*OBJECTIVE:*
Give every line from the entries that contains "字符串名".

*TASK MATERIAL:*

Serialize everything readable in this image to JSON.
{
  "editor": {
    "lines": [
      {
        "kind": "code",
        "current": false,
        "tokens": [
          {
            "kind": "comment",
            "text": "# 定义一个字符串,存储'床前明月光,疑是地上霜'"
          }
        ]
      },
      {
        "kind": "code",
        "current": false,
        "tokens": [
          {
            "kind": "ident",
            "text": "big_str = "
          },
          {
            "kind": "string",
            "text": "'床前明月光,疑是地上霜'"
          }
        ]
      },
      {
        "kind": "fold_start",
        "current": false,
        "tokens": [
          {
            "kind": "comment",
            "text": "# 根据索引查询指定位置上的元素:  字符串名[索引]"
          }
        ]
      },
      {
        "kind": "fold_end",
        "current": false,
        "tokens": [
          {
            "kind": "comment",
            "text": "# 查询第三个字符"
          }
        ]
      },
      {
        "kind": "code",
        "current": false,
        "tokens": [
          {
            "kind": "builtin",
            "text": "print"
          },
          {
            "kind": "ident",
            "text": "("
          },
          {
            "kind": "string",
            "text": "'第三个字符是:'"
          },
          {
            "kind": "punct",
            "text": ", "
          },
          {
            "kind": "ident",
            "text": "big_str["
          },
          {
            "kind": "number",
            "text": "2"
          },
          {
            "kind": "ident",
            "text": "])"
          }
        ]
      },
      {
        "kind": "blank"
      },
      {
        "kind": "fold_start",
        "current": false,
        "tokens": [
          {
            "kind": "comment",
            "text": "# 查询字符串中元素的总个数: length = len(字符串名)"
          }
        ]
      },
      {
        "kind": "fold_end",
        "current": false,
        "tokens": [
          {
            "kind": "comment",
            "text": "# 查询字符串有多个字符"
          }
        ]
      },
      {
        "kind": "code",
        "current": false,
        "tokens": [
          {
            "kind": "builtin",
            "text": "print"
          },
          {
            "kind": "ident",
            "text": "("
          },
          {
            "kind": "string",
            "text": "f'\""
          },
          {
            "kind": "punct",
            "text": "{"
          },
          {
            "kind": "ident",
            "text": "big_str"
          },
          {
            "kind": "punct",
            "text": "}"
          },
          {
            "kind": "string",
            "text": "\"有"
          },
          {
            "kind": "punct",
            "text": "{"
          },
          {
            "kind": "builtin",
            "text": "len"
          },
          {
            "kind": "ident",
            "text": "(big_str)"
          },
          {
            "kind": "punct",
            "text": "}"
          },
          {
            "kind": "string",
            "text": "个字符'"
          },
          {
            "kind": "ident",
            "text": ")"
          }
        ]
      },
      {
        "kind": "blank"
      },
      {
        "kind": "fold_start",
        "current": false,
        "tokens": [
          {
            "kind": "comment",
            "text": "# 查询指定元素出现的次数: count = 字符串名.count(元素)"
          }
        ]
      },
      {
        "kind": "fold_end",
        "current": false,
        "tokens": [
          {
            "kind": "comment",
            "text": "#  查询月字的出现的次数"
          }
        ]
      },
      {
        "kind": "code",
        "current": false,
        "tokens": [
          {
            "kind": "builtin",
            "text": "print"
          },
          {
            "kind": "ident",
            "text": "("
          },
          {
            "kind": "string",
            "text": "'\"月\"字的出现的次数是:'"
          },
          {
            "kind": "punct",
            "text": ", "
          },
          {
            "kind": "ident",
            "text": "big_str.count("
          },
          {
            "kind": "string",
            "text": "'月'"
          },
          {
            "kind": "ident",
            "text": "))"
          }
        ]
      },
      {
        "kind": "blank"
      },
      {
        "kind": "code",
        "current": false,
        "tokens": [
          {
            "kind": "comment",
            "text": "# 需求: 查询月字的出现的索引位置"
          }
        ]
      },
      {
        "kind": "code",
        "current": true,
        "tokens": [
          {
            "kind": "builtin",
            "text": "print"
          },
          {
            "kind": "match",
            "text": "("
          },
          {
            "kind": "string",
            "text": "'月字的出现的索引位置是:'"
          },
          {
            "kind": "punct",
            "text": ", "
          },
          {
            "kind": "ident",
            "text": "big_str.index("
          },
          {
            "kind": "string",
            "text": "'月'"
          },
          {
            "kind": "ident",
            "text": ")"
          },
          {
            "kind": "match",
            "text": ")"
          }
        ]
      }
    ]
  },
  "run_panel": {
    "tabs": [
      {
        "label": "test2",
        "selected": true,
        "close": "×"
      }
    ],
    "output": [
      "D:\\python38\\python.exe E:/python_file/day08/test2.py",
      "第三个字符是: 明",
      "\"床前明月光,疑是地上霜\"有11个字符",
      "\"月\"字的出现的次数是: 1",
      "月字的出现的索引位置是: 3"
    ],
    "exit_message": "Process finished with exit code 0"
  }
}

*ANSWER TO THE EXERCISE:*
            "text": "# 根据索引查询指定位置上的元素:  字符串名[索引]"
            "text": "# 查询字符串中元素的总个数: length = len(字符串名)"
            "text": "# 查询指定元素出现的次数: count = 字符串名.count(元素)"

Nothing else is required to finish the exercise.